CHALLENGE ▸
Find the lines containing the word "document" and copy every one of them.

RECORDS SUPPLIED ▸
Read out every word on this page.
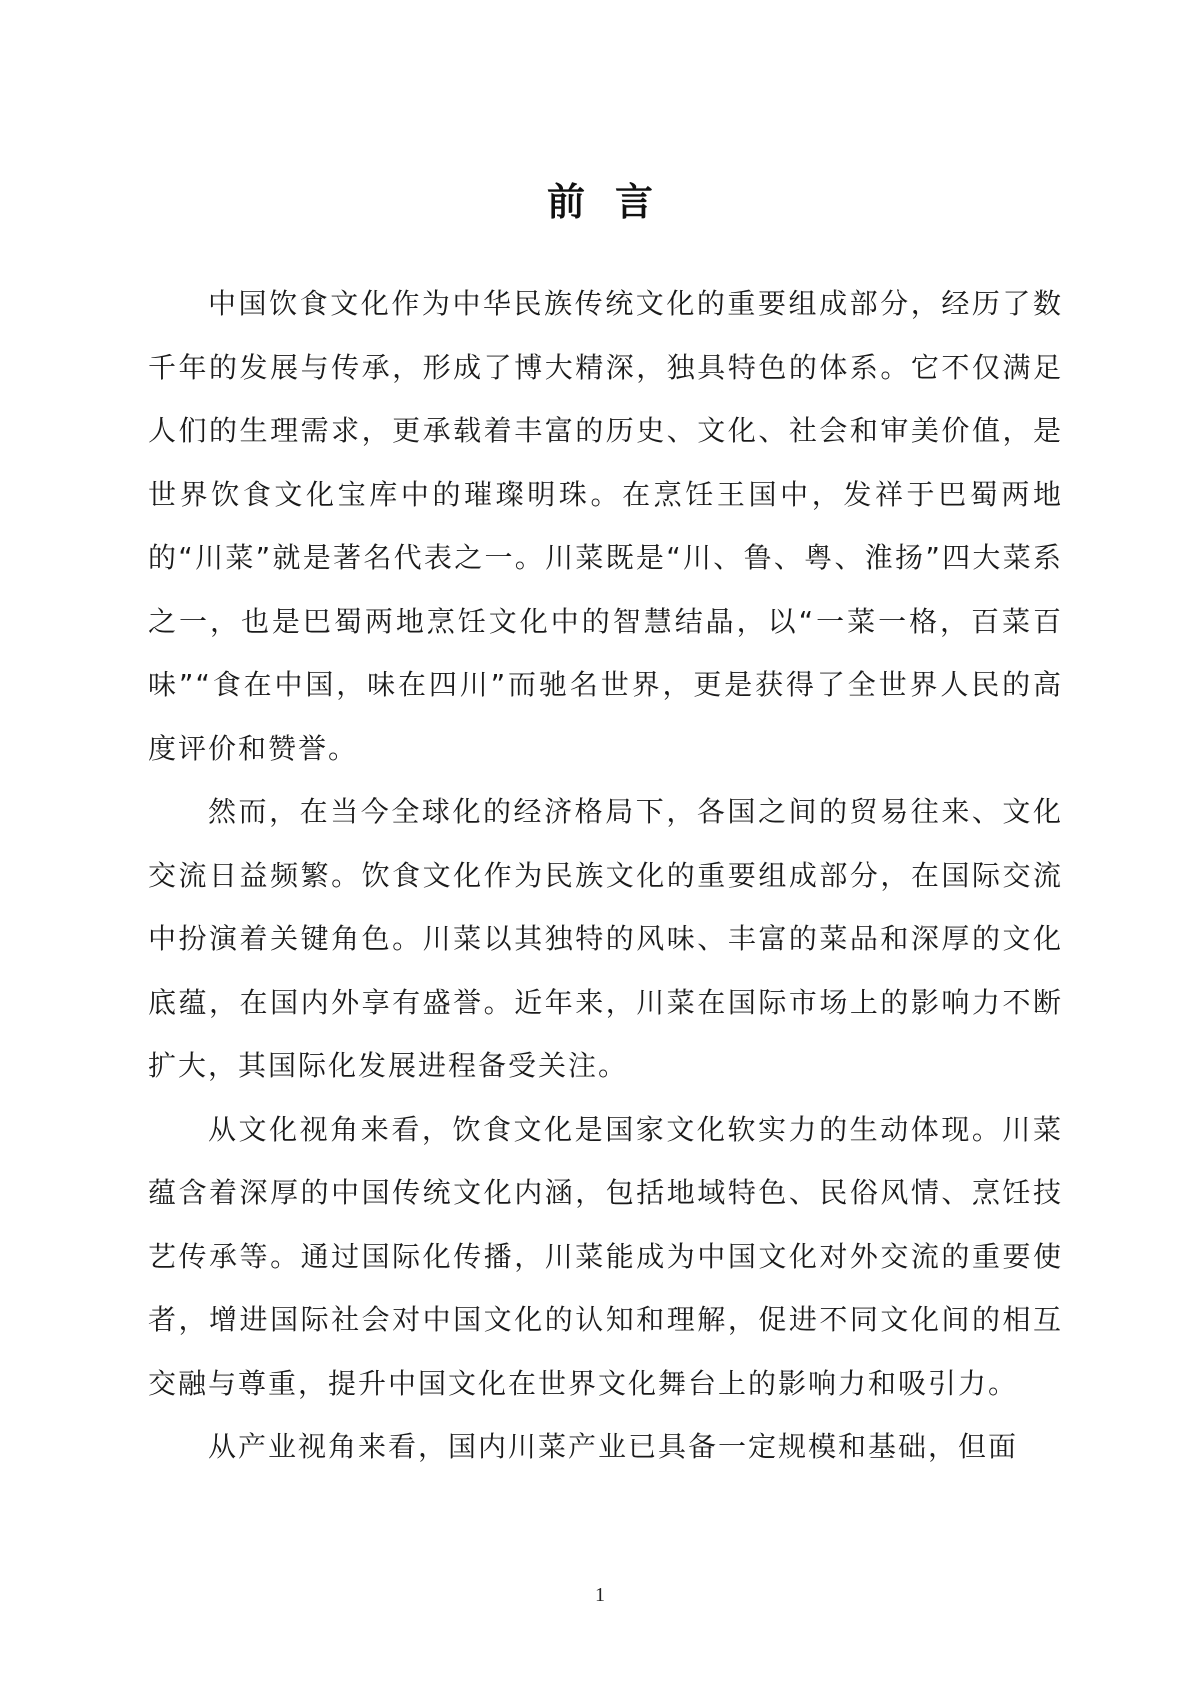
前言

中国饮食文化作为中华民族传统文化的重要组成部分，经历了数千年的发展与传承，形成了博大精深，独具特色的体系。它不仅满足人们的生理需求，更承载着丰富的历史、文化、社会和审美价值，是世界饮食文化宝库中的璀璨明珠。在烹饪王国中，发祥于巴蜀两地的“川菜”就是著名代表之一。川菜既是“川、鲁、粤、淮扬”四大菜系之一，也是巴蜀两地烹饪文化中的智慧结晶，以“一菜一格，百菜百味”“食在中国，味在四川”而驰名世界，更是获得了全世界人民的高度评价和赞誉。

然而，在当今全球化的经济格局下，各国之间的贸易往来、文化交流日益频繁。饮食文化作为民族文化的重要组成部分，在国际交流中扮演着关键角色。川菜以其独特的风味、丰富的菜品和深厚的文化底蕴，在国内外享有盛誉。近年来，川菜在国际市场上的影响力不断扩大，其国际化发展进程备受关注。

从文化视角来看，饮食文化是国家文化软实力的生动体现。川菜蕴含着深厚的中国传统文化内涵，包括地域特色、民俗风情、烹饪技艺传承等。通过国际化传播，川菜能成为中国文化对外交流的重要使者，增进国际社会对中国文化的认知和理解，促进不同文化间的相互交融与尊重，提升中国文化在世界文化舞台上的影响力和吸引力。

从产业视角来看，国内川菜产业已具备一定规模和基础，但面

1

...

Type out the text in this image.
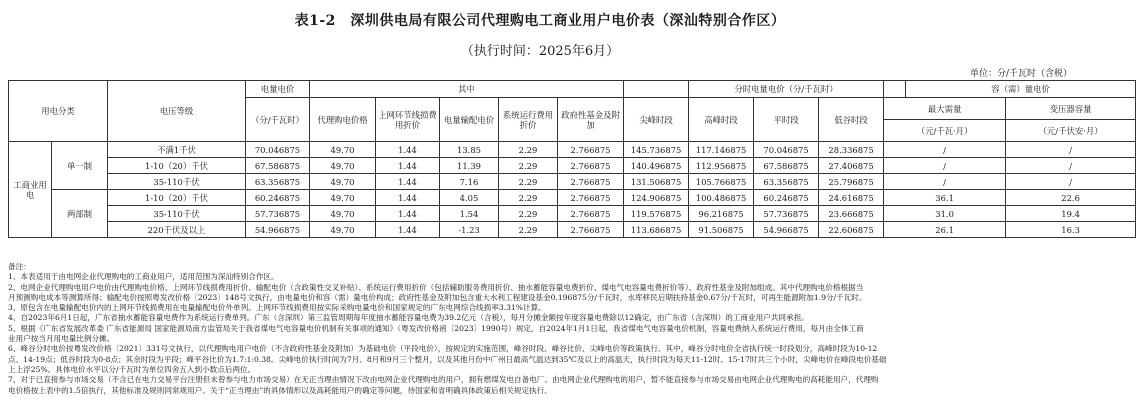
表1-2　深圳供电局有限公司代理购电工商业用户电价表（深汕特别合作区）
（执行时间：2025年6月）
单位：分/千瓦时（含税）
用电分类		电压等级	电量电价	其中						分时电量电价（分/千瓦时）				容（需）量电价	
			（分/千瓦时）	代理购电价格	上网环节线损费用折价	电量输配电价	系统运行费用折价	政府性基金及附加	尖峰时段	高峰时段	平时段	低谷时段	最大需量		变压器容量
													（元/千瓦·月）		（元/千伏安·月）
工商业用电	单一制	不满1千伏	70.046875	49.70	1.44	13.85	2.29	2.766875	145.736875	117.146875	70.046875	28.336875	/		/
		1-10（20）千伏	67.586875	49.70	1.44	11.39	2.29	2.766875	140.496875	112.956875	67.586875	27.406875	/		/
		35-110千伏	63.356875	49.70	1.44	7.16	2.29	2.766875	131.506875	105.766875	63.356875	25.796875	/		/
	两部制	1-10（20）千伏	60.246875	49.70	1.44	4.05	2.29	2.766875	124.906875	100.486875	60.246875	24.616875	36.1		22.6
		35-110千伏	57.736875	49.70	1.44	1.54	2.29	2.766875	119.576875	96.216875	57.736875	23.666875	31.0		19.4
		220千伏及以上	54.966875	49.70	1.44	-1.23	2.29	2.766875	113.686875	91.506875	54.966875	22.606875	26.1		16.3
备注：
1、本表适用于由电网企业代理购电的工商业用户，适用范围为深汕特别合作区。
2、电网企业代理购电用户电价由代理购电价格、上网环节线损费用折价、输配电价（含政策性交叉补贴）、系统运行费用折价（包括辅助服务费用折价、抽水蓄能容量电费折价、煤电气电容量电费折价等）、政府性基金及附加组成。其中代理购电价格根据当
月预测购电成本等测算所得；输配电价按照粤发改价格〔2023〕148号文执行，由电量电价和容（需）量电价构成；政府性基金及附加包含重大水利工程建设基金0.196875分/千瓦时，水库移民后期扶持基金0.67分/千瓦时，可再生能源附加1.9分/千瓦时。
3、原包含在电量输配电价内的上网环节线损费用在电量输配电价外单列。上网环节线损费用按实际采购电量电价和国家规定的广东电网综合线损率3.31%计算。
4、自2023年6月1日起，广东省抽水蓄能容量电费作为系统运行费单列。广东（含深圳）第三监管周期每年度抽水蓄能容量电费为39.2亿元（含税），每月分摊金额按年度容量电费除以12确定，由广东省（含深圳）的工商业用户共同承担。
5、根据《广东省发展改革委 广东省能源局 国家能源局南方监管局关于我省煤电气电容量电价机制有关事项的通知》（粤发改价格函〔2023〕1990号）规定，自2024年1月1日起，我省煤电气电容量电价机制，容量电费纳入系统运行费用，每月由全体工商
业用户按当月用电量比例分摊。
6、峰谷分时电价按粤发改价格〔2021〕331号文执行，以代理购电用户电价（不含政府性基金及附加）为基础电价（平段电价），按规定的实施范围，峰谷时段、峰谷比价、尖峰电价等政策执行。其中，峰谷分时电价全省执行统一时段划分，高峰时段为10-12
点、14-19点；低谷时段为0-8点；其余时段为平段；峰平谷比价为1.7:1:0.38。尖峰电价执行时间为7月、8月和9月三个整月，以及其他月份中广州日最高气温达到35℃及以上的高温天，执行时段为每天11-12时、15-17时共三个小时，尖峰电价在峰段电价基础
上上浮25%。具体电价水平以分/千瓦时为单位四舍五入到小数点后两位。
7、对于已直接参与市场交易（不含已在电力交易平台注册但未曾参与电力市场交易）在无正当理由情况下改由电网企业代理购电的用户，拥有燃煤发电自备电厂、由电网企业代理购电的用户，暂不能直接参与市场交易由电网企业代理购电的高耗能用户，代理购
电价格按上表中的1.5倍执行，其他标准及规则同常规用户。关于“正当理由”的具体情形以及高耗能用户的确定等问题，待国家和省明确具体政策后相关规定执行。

==

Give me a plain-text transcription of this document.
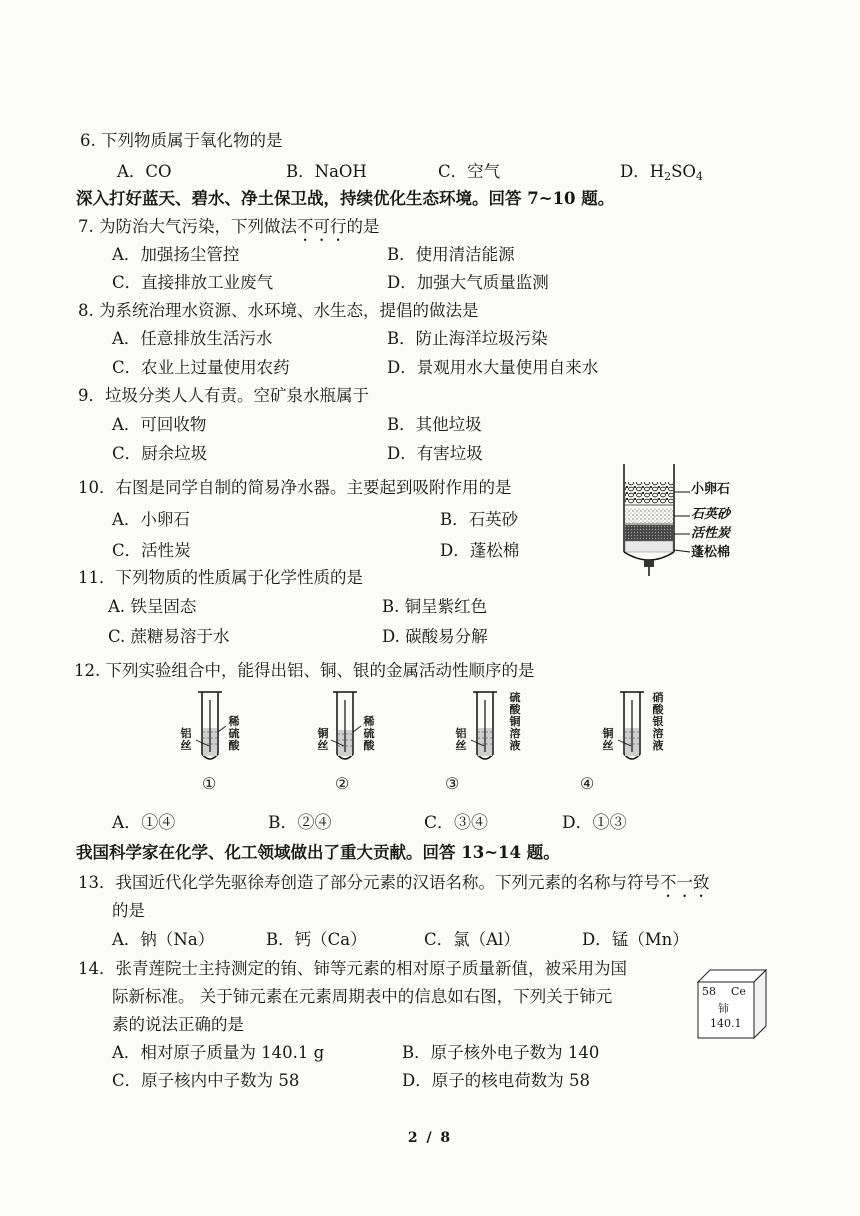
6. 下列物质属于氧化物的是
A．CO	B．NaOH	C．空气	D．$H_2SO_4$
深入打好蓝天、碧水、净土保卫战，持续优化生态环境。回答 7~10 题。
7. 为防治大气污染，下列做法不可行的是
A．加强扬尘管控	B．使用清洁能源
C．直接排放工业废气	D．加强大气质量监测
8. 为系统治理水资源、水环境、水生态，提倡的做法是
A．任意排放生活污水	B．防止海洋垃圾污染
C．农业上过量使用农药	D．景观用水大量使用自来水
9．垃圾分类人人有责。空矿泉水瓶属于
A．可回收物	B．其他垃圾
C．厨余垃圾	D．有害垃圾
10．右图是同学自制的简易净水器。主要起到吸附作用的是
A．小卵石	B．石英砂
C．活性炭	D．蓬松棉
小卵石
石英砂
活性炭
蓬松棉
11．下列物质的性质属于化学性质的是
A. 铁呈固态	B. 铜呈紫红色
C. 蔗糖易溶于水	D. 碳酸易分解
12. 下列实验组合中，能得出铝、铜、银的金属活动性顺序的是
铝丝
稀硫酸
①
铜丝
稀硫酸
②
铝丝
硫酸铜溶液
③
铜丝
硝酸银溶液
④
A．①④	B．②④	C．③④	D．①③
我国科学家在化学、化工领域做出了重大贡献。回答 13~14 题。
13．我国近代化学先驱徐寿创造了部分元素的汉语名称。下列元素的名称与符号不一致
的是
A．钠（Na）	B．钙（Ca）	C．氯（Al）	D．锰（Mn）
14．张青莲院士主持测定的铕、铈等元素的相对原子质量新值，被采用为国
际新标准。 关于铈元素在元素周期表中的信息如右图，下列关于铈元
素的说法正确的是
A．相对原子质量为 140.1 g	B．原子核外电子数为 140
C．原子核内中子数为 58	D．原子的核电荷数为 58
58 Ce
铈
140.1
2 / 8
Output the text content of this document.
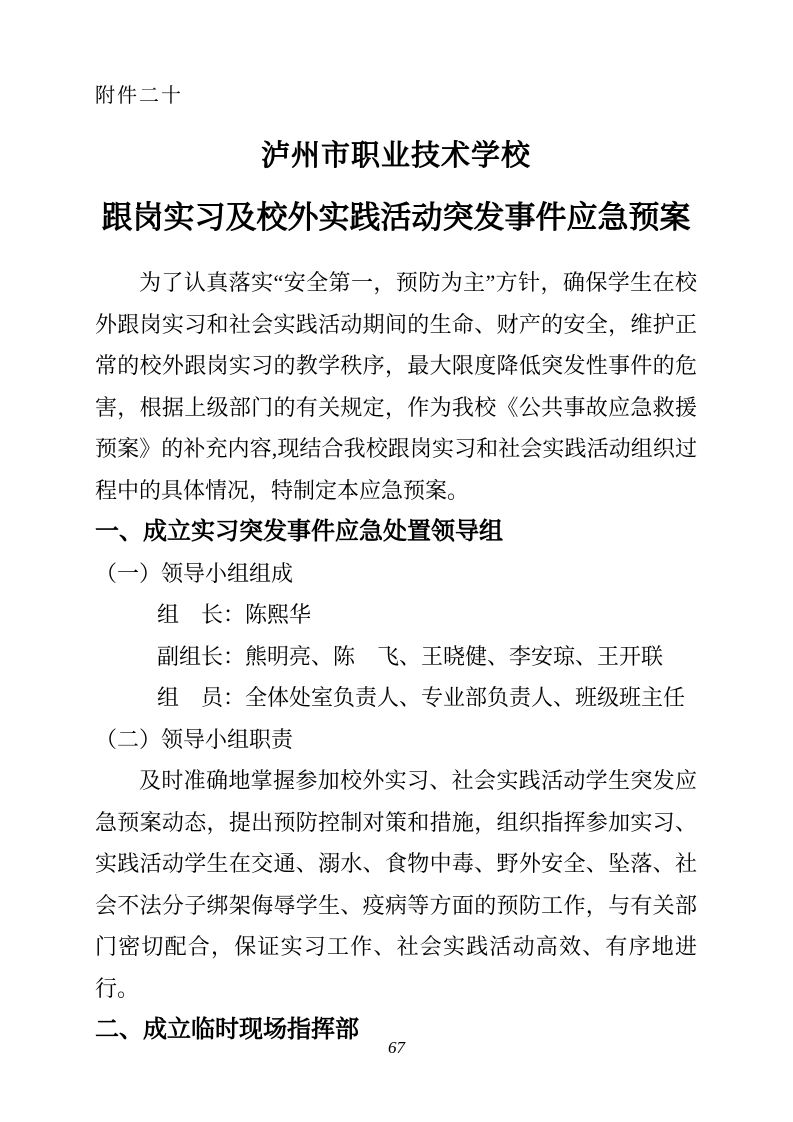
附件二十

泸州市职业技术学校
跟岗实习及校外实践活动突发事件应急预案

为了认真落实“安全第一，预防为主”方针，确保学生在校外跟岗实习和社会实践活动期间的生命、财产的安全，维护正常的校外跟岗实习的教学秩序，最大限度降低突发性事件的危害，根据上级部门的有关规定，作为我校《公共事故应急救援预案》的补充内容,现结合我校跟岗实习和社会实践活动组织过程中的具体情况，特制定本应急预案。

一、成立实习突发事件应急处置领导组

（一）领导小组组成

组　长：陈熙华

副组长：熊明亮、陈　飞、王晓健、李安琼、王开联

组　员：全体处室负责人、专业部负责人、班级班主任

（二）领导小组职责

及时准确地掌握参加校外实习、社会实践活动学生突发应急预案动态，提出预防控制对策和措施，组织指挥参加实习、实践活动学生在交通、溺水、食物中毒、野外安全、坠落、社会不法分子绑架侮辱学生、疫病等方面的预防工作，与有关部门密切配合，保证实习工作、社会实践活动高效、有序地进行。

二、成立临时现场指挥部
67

RIGHT ANSWER ▸
Give me a plain-text transcription of this document.
Output the text content of this document.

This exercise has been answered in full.